**STATED EXERCISE**
Return the complete listing that follows, with each line reproduced exactly.

====

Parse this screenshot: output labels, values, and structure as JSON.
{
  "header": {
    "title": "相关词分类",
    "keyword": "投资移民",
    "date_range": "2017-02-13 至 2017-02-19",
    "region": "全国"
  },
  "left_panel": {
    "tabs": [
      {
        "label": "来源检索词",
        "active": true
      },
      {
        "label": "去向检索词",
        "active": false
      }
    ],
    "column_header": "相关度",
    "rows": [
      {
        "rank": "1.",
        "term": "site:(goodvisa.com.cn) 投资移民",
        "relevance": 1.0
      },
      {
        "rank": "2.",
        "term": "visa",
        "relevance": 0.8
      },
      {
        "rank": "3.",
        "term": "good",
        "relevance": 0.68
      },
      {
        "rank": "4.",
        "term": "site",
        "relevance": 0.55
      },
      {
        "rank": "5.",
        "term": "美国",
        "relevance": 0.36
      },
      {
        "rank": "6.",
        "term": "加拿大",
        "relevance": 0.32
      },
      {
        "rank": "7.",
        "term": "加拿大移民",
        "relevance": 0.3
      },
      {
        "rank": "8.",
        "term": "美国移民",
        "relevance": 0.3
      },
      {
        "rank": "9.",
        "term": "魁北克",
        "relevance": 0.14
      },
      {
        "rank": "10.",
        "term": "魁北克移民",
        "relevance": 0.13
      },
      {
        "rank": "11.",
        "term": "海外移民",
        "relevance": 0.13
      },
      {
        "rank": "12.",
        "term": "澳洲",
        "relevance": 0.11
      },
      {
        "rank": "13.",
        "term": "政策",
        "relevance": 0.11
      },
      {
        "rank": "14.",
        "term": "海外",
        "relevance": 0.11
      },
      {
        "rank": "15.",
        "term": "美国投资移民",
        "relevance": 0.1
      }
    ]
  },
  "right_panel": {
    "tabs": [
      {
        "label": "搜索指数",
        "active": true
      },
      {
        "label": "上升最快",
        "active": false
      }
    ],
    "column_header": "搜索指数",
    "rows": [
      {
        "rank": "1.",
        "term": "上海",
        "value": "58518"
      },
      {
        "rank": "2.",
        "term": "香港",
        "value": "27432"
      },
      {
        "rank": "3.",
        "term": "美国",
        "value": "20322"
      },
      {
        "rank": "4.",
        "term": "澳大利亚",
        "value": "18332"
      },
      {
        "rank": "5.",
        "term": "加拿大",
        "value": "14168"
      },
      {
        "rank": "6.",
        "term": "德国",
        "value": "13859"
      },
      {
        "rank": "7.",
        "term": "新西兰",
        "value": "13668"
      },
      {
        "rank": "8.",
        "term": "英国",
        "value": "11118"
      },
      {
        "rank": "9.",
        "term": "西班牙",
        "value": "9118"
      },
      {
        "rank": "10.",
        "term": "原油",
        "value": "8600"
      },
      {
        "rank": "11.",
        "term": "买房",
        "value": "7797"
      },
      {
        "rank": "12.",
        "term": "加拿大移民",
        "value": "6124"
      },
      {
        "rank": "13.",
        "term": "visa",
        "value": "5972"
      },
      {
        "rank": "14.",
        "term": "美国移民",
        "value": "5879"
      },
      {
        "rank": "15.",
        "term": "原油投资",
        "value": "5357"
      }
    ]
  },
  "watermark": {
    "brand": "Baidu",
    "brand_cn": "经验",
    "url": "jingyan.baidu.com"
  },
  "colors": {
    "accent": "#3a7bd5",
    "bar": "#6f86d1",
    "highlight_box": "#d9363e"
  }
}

====

**RESPONSE TO THE TASK**
Parse this screenshot: output labels, values, and structure as JSON.
{
  "header": {
    "title": "相关词分类",
    "keyword": "投资移民",
    "date_range": "2017-02-13 至 2017-02-19",
    "region": "全国"
  },
  "left_panel": {
    "tabs": [
      {
        "label": "来源检索词",
        "active": true
      },
      {
        "label": "去向检索词",
        "active": false
      }
    ],
    "column_header": "相关度",
    "rows": [
      {
        "rank": "1.",
        "term": "site:(goodvisa.com.cn) 投资移民",
        "relevance": 1.0
      },
      {
        "rank": "2.",
        "term": "visa",
        "relevance": 0.8
      },
      {
        "rank": "3.",
        "term": "good",
        "relevance": 0.68
      },
      {
        "rank": "4.",
        "term": "site",
        "relevance": 0.55
      },
      {
        "rank": "5.",
        "term": "美国",
        "relevance": 0.36
      },
      {
        "rank": "6.",
        "term": "加拿大",
        "relevance": 0.32
      },
      {
        "rank": "7.",
        "term": "加拿大移民",
        "relevance": 0.3
      },
      {
        "rank": "8.",
        "term": "美国移民",
        "relevance": 0.3
      },
      {
        "rank": "9.",
        "term": "魁北克",
        "relevance": 0.14
      },
      {
        "rank": "10.",
        "term": "魁北克移民",
        "relevance": 0.13
      },
      {
        "rank": "11.",
        "term": "海外移民",
        "relevance": 0.13
      },
      {
        "rank": "12.",
        "term": "澳洲",
        "relevance": 0.11
      },
      {
        "rank": "13.",
        "term": "政策",
        "relevance": 0.11
      },
      {
        "rank": "14.",
        "term": "海外",
        "relevance": 0.11
      },
      {
        "rank": "15.",
        "term": "美国投资移民",
        "relevance": 0.1
      }
    ]
  },
  "right_panel": {
    "tabs": [
      {
        "label": "搜索指数",
        "active": true
      },
      {
        "label": "上升最快",
        "active": false
      }
    ],
    "column_header": "搜索指数",
    "rows": [
      {
        "rank": "1.",
        "term": "上海",
        "value": "58518"
      },
      {
        "rank": "2.",
        "term": "香港",
        "value": "27432"
      },
      {
        "rank": "3.",
        "term": "美国",
        "value": "20322"
      },
      {
        "rank": "4.",
        "term": "澳大利亚",
        "value": "18332"
      },
      {
        "rank": "5.",
        "term": "加拿大",
        "value": "14168"
      },
      {
        "rank": "6.",
        "term": "德国",
        "value": "13859"
      },
      {
        "rank": "7.",
        "term": "新西兰",
        "value": "13668"
      },
      {
        "rank": "8.",
        "term": "英国",
        "value": "11118"
      },
      {
        "rank": "9.",
        "term": "西班牙",
        "value": "9118"
      },
      {
        "rank": "10.",
        "term": "原油",
        "value": "8600"
      },
      {
        "rank": "11.",
        "term": "买房",
        "value": "7797"
      },
      {
        "rank": "12.",
        "term": "加拿大移民",
        "value": "6124"
      },
      {
        "rank": "13.",
        "term": "visa",
        "value": "5972"
      },
      {
        "rank": "14.",
        "term": "美国移民",
        "value": "5879"
      },
      {
        "rank": "15.",
        "term": "原油投资",
        "value": "5357"
      }
    ]
  },
  "watermark": {
    "brand": "Baidu",
    "brand_cn": "经验",
    "url": "jingyan.baidu.com"
  },
  "colors": {
    "accent": "#3a7bd5",
    "bar": "#6f86d1",
    "highlight_box": "#d9363e"
  }
}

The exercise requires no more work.